__WORK TO DO__: Repeat the material below word for word and leave out all pictures.

__EXERCISE INPUTS__:
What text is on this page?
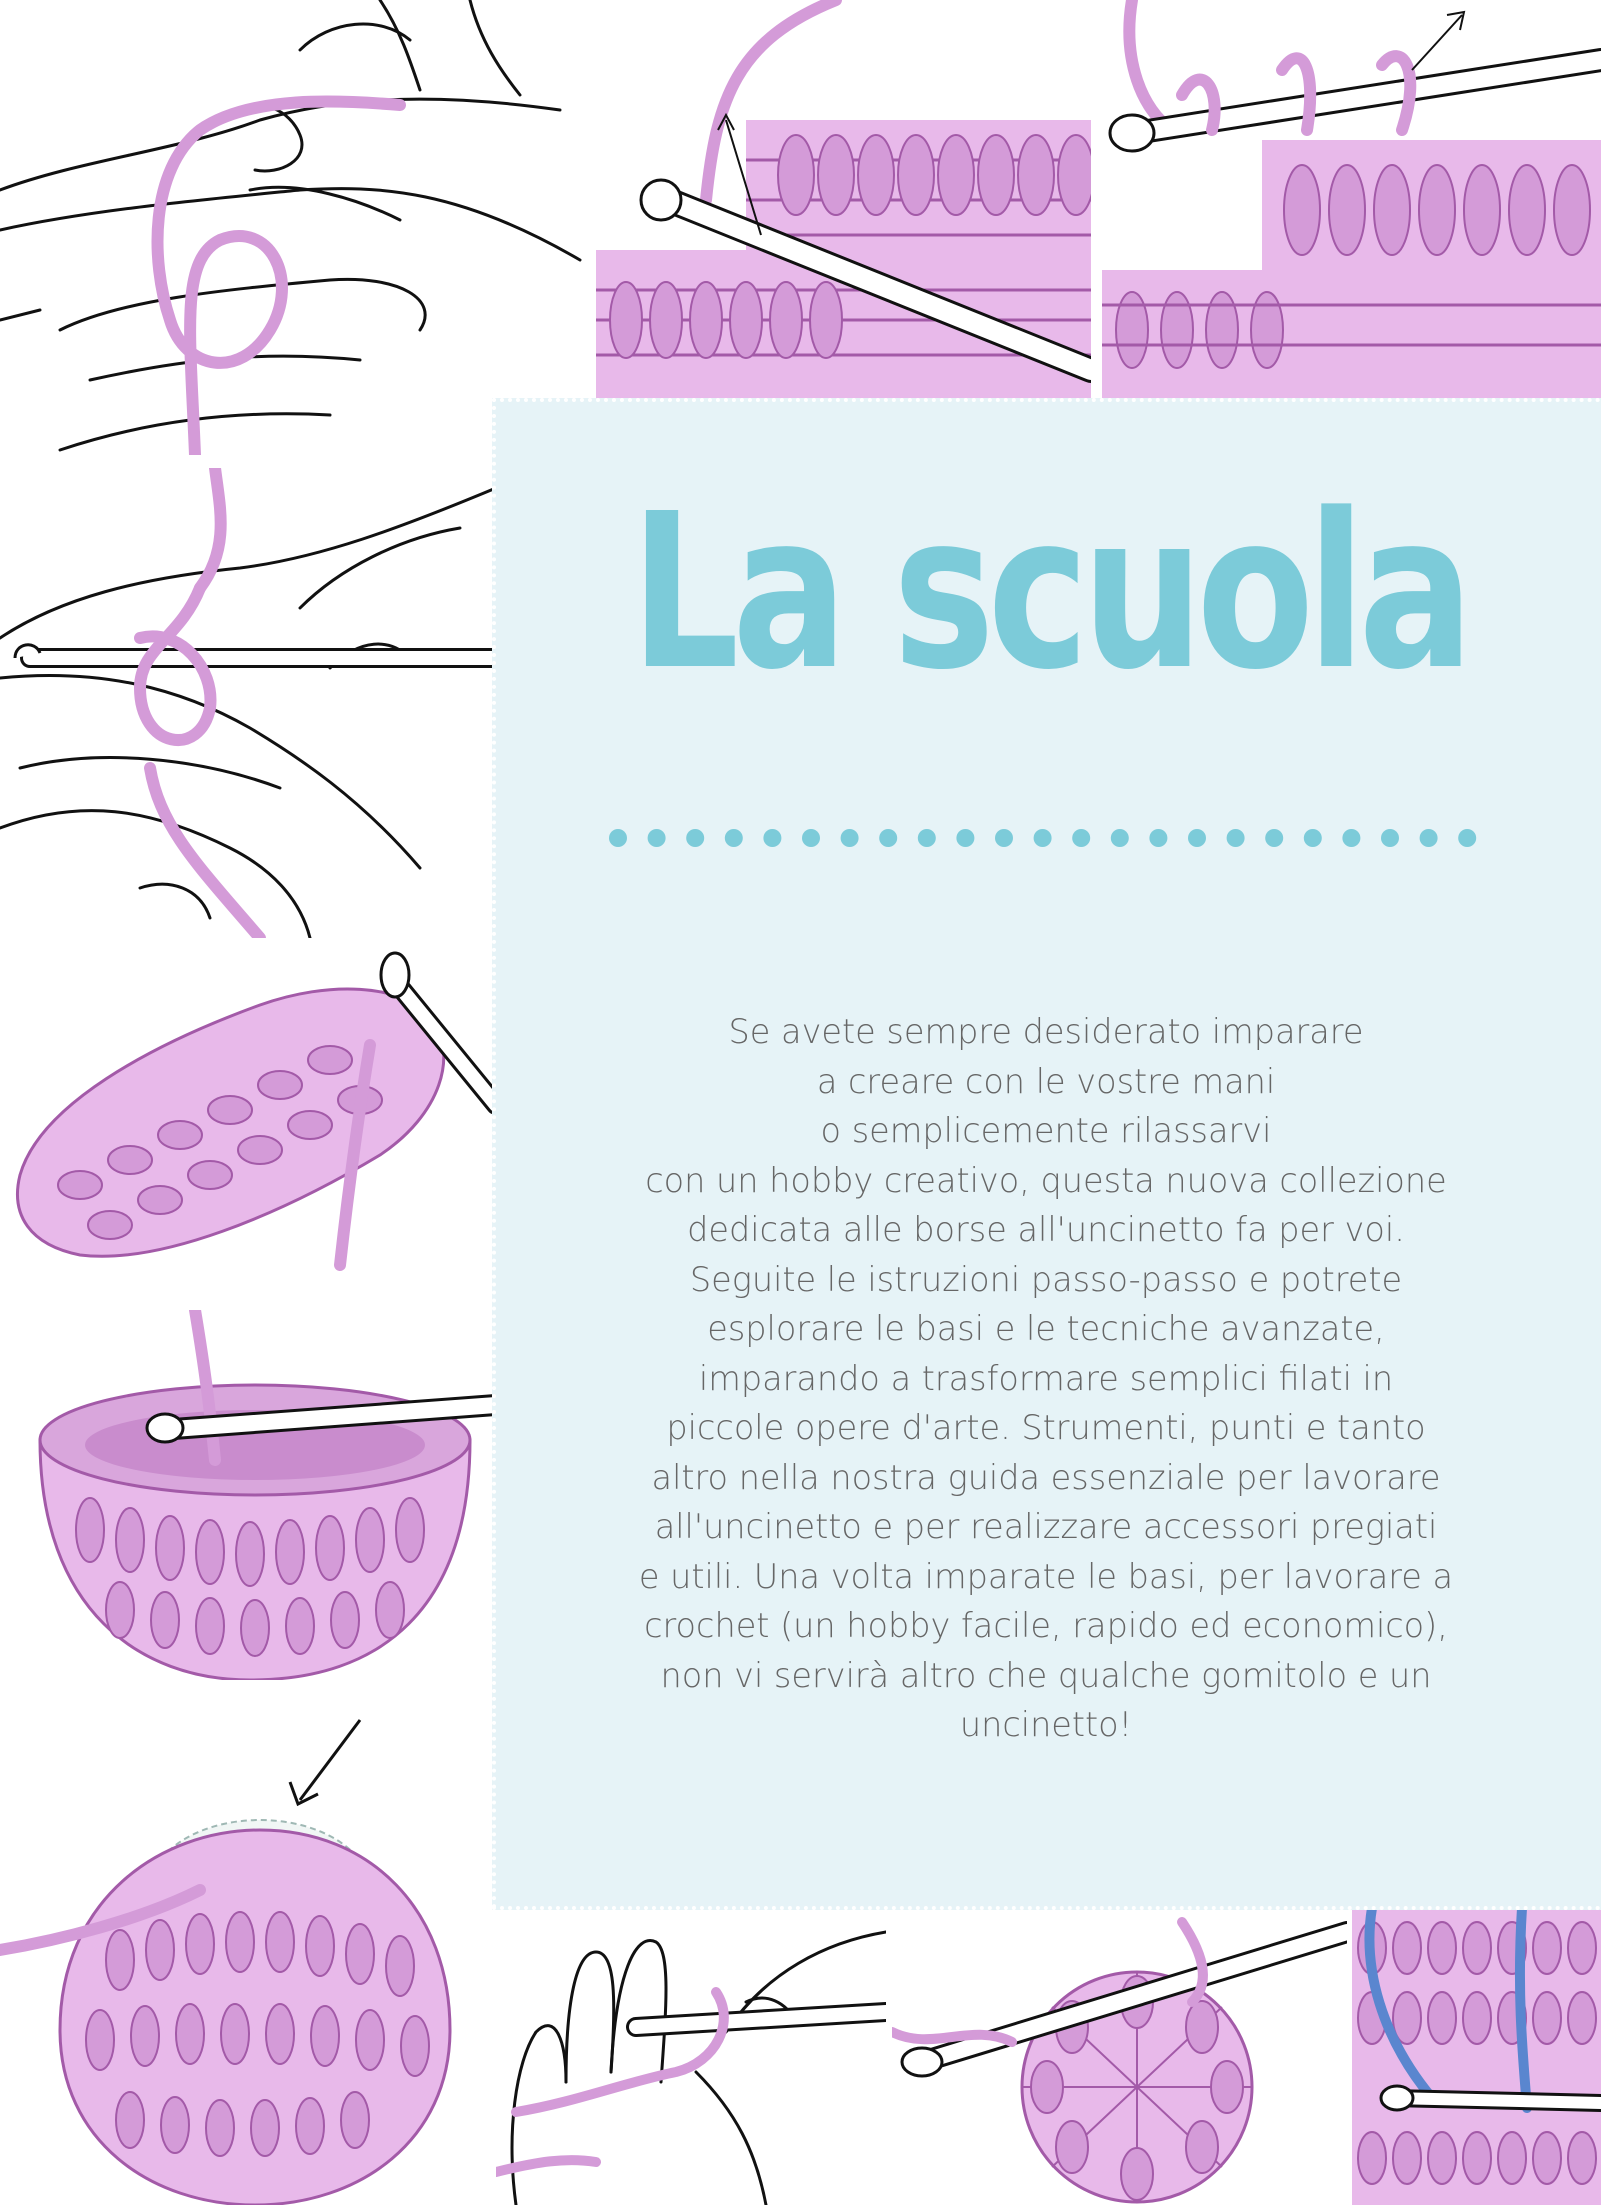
La scuola
Se avete sempre desiderato imparare
a creare con le vostre mani
o semplicemente rilassarvi
con un hobby creativo, questa nuova collezione
dedicata alle borse all'uncinetto fa per voi.
Seguite le istruzioni passo-passo e potrete
esplorare le basi e le tecniche avanzate,
imparando a trasformare semplici filati in
piccole opere d'arte. Strumenti, punti e tanto
altro nella nostra guida essenziale per lavorare
all'uncinetto e per realizzare accessori pregiati
e utili. Una volta imparate le basi, per lavorare a
crochet (un hobby facile, rapido ed economico),
non vi servirà altro che qualche gomitolo e un
uncinetto!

__IN RESPONSE__:
What text is on this page?
La scuola
Se avete sempre desiderato imparare
a creare con le vostre mani
o semplicemente rilassarvi
con un hobby creativo, questa nuova collezione
dedicata alle borse all'uncinetto fa per voi.
Seguite le istruzioni passo-passo e potrete
esplorare le basi e le tecniche avanzate,
imparando a trasformare semplici filati in
piccole opere d'arte. Strumenti, punti e tanto
altro nella nostra guida essenziale per lavorare
all'uncinetto e per realizzare accessori pregiati
e utili. Una volta imparate le basi, per lavorare a
crochet (un hobby facile, rapido ed economico),
non vi servirà altro che qualche gomitolo e un
uncinetto!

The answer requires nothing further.